**PASSAGE GIVEN:**
# New Charter Arms Pitbull 5 shot .45acp 2 1/2" barrel - Need Holster Suggestions



## JohnnyFlake (Jan 30, 2008)

I just purchased a new Pitbull 5 shot in .45acp with 2 1/2" barrel, a few weeks ago. I am having a hell of a time finding a holster that will work. I prefer leather and a Paddle Style. So far, I have heard that holsters that work for S&W L frames will work and a few have said that Don Hume Holsters originally made for the Ruger security Six 2 3/4" barrel will work. I have not been able to find either.

Any suggestions will be appreciated.


----------



## OldManMontgomery (Nov 2, 2013)

I have no clue as to holsters - other than to possibly make your own. 

However, that revolver sounds like a hand full. I'm a long time fan of short barreled, high caliber revolvers. Good luck with it. Oh, carrying that gun, feel free to smile a lot and be cheerful.


----------



## Steve M1911A1 (Feb 6, 2008)

Try Galco: Galco holsters; Holsters; Gun holster, pistol holsters, western holsters, shoulder holsters, leather, Kydex, CCW, OWB, IWB, and
I think that Galco makes the best ready-to-wear holsters out there.


----------



## JohnnyFlake (Jan 30, 2008)

Thanks for the replies guys. I have tried a bunch of holsters since my post and I could not find one that worked properly. I knew of a custom holster maker on another site I belong to, so I made contact with him. The end result is that I know have an amazing holster! It's a bit fancier than I needed and a bit more expensive, but I love it.


----------



## Steve M1911A1 (Feb 6, 2008)

Cool!


----------

[Data recorded]
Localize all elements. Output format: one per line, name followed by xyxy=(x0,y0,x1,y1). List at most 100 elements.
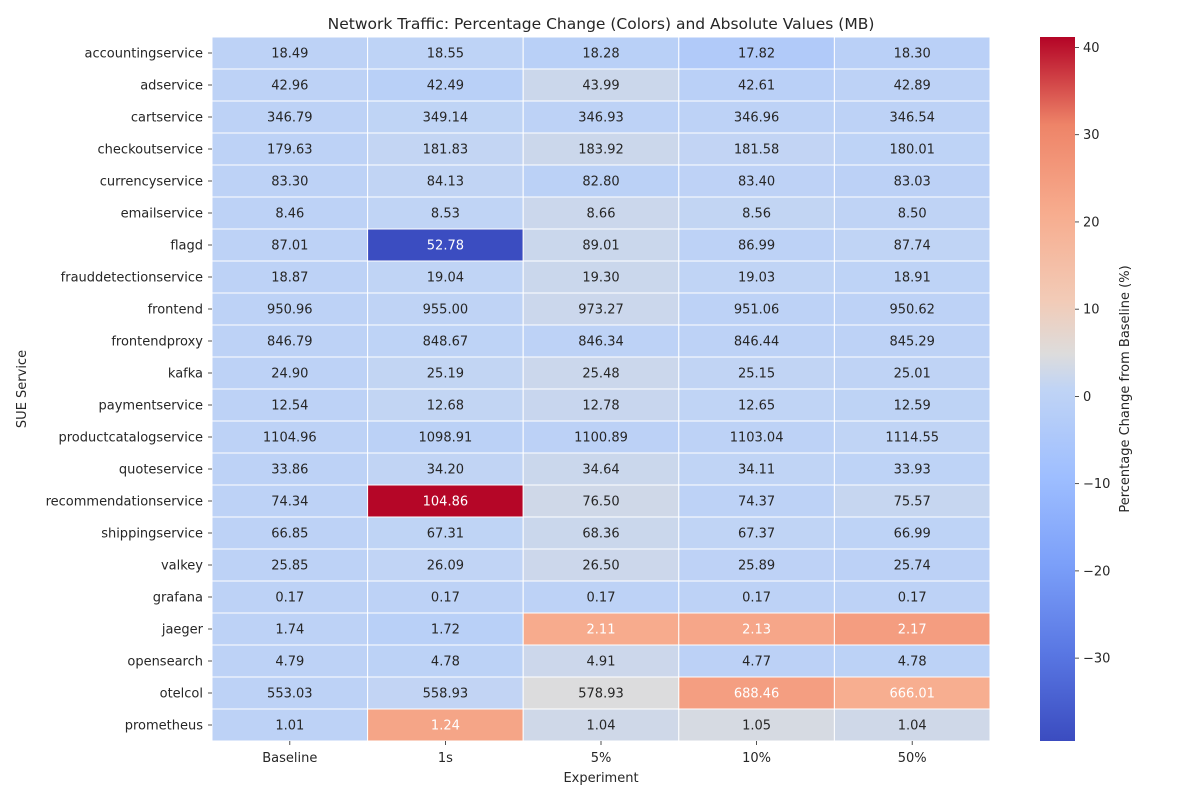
heatmap-cell xyxy=(833,292,991,326)
cell-value-label: 42.96 xyxy=(271,79,308,94)
heatmap-cell xyxy=(833,452,991,486)
cell-value-label: 75.57 xyxy=(894,495,931,510)
heatmap-cell xyxy=(833,68,991,102)
heatmap-cell xyxy=(833,612,991,646)
cell-value-label: 18.49 xyxy=(271,47,308,62)
heatmap-cell xyxy=(211,644,369,678)
heatmap-cell xyxy=(367,196,524,230)
row-label: grafana xyxy=(153,591,203,606)
row-label: frontend xyxy=(148,303,203,318)
row-label: shippingservice xyxy=(101,527,203,542)
cell-value-label: 846.34 xyxy=(578,335,624,350)
column-label: 50% xyxy=(898,751,927,766)
heatmap-cell xyxy=(367,708,524,742)
cell-value-label: 25.89 xyxy=(738,559,775,574)
cell-value-label: 25.19 xyxy=(427,367,464,382)
colorbar-tick-label: 0 xyxy=(1083,390,1091,405)
heatmap-cells: 18.49 18.55 18.28 17.82 18.30 42.96 42.49 43.99… xyxy=(211,36,991,742)
heatmap-cell xyxy=(367,164,524,198)
cell-value-label: 578.93 xyxy=(578,687,624,702)
cell-value-label: 68.36 xyxy=(582,527,619,542)
cell-value-label: 25.85 xyxy=(271,559,308,574)
cell-value-label: 1.04 xyxy=(587,719,616,734)
cell-value-label: 43.99 xyxy=(582,79,619,94)
cell-value-label: 42.89 xyxy=(894,79,931,94)
cell-value-label: 558.93 xyxy=(423,687,469,702)
heatmap-cell xyxy=(678,548,835,582)
heatmap-cell xyxy=(211,452,369,486)
heatmap-cell xyxy=(522,68,680,102)
heatmap-cell xyxy=(522,196,680,230)
heatmap-cell xyxy=(833,644,991,678)
cell-value-label: 2.13 xyxy=(742,623,771,638)
cell-value-label: 950.62 xyxy=(889,303,935,318)
x-axis-label: Experiment xyxy=(563,771,638,786)
heatmap-cell xyxy=(522,356,680,390)
heatmap-cell xyxy=(367,36,524,70)
cell-value-label: 104.86 xyxy=(423,495,469,510)
cell-value-label: 18.55 xyxy=(427,47,464,62)
row-label: opensearch xyxy=(127,655,203,670)
heatmap-cell xyxy=(678,644,835,678)
cell-value-label: 8.46 xyxy=(275,207,304,222)
colorbar-tick-label: 10 xyxy=(1083,303,1100,318)
cell-value-label: 24.90 xyxy=(271,367,308,382)
heatmap-cell xyxy=(367,548,524,582)
heatmap-cell xyxy=(833,132,991,166)
row-label: accountingservice xyxy=(85,47,203,62)
cell-value-label: 4.91 xyxy=(587,655,616,670)
cell-value-label: 66.99 xyxy=(894,527,931,542)
heatmap-cell xyxy=(211,612,369,646)
cell-value-label: 18.30 xyxy=(894,47,931,62)
column-labels: Baseline 1s 5% 10% 50% xyxy=(262,741,927,766)
heatmap-cell xyxy=(522,452,680,486)
heatmap-cell xyxy=(522,708,680,742)
heatmap-cell xyxy=(833,484,991,518)
cell-value-label: 18.87 xyxy=(271,271,308,286)
heatmap-cell xyxy=(522,484,680,518)
heatmap-cell xyxy=(678,260,835,294)
cell-value-label: 666.01 xyxy=(889,687,935,702)
cell-value-label: 349.14 xyxy=(423,111,469,126)
cell-value-label: 1.74 xyxy=(275,623,304,638)
heatmap-cell xyxy=(367,260,524,294)
heatmap-cell xyxy=(678,132,835,166)
cell-value-label: 18.28 xyxy=(582,47,619,62)
heatmap-cell xyxy=(211,356,369,390)
heatmap-cell xyxy=(211,36,369,70)
heatmap-cell xyxy=(522,676,680,710)
row-label: valkey xyxy=(161,559,203,574)
row-label: quoteservice xyxy=(119,463,203,478)
cell-value-label: 955.00 xyxy=(423,303,469,318)
cell-value-label: 25.01 xyxy=(894,367,931,382)
heatmap-cell xyxy=(522,324,680,358)
cell-value-label: 346.54 xyxy=(889,111,935,126)
cell-value-label: 84.13 xyxy=(427,175,464,190)
cell-value-label: 950.96 xyxy=(267,303,313,318)
cell-value-label: 973.27 xyxy=(578,303,624,318)
cell-value-label: 19.04 xyxy=(427,271,464,286)
heatmap-cell xyxy=(678,100,835,134)
cell-value-label: 688.46 xyxy=(734,687,780,702)
heatmap-cell xyxy=(678,484,835,518)
cell-value-label: 12.54 xyxy=(271,399,308,414)
cell-value-label: 181.58 xyxy=(734,143,780,158)
cell-value-label: 34.64 xyxy=(582,463,619,478)
colorbar-tick-label: −30 xyxy=(1083,652,1110,667)
cell-value-label: 76.50 xyxy=(582,495,619,510)
heatmap-cell xyxy=(678,516,835,550)
heatmap-cell xyxy=(211,324,369,358)
cell-value-label: 18.91 xyxy=(894,271,931,286)
cell-value-label: 1.04 xyxy=(898,719,927,734)
cell-value-label: 0.17 xyxy=(587,591,616,606)
cell-value-label: 8.50 xyxy=(898,207,927,222)
row-label: flagd xyxy=(170,239,203,254)
cell-value-label: 12.78 xyxy=(582,399,619,414)
cell-value-label: 1098.91 xyxy=(419,431,473,446)
cell-value-label: 4.77 xyxy=(742,655,771,670)
cell-value-label: 846.79 xyxy=(267,335,313,350)
colorbar-tick-label: 20 xyxy=(1083,215,1100,230)
cell-value-label: 1104.96 xyxy=(263,431,317,446)
cell-value-label: 183.92 xyxy=(578,143,624,158)
heatmap-cell xyxy=(522,516,680,550)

**TASK DESCRIPTION:**
Copy from the holster thread, word for word, the passage starting at "# New Charter" and ending at "will be appreciated.". None of this data is needed.

**RESPONSE:**
# New Charter Arms Pitbull 5 shot .45acp 2 1/2" barrel - Need Holster Suggestions



## JohnnyFlake (Jan 30, 2008)

I just purchased a new Pitbull 5 shot in .45acp with 2 1/2" barrel, a few weeks ago. I am having a hell of a time finding a holster that will work. I prefer leather and a Paddle Style. So far, I have heard that holsters that work for S&W L frames will work and a few have said that Don Hume Holsters originally made for the Ruger security Six 2 3/4" barrel will work. I have not been able to find either.

Any suggestions will be appreciated.